» **TASK**
Using the data below, copy each line that includes the word "color".

[start]

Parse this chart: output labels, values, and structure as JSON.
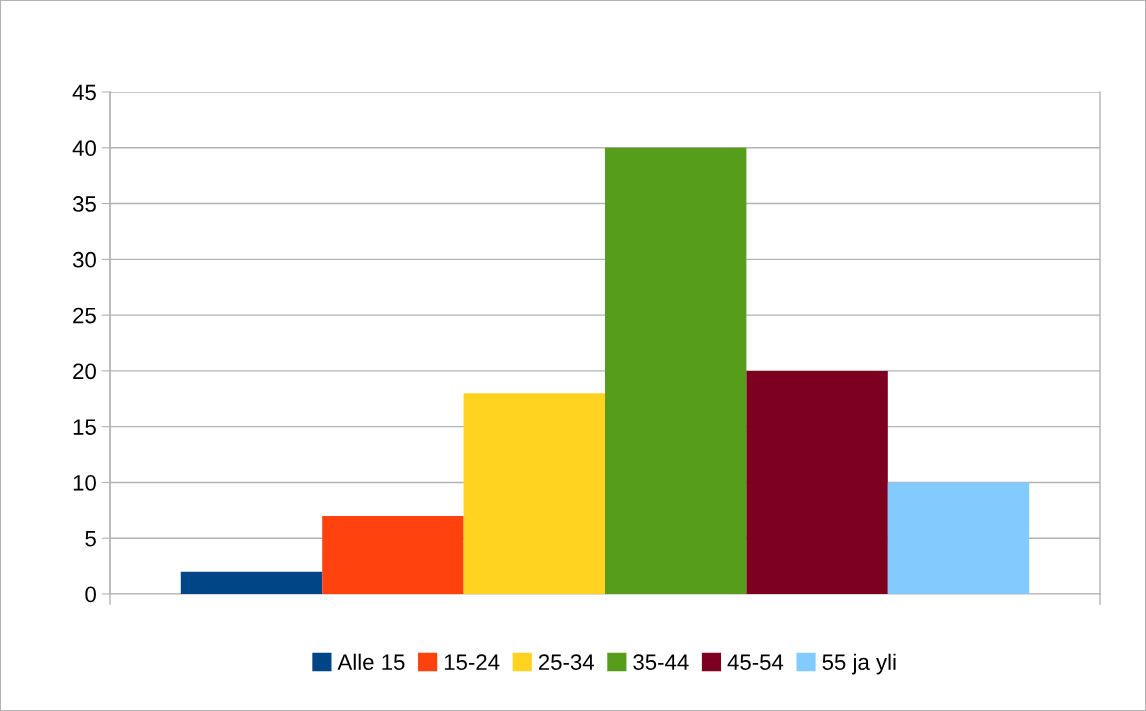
{
  "chart_data": {
    "type": "bar",
    "categories": [
      null
    ],
    "series": [
      {
        "name": "Alle 15",
        "color": "#004586",
        "values": [
          2
        ]
      },
      {
        "name": "15-24",
        "color": "#ff420e",
        "values": [
          7
        ]
      },
      {
        "name": "25-34",
        "color": "#ffd320",
        "values": [
          18
        ]
      },
      {
        "name": "35-44",
        "color": "#579d1c",
        "values": [
          40
        ]
      },
      {
        "name": "45-54",
        "color": "#7e0021",
        "values": [
          20
        ]
      },
      {
        "name": "55 ja yli",
        "color": "#83caff",
        "values": [
          10
        ]
      }
    ],
    "ylim": [
      0,
      45
    ],
    "yticks": [
      0,
      5,
      10,
      15,
      20,
      25,
      30,
      35,
      40,
      45
    ],
    "grid": "y",
    "legend": "bottom"
  }
}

[end]

» **SOLUTION TO THIS PROBLEM**
        "color": "#004586",
        "color": "#ff420e",
        "color": "#ffd320",
        "color": "#579d1c",
        "color": "#7e0021",
        "color": "#83caff",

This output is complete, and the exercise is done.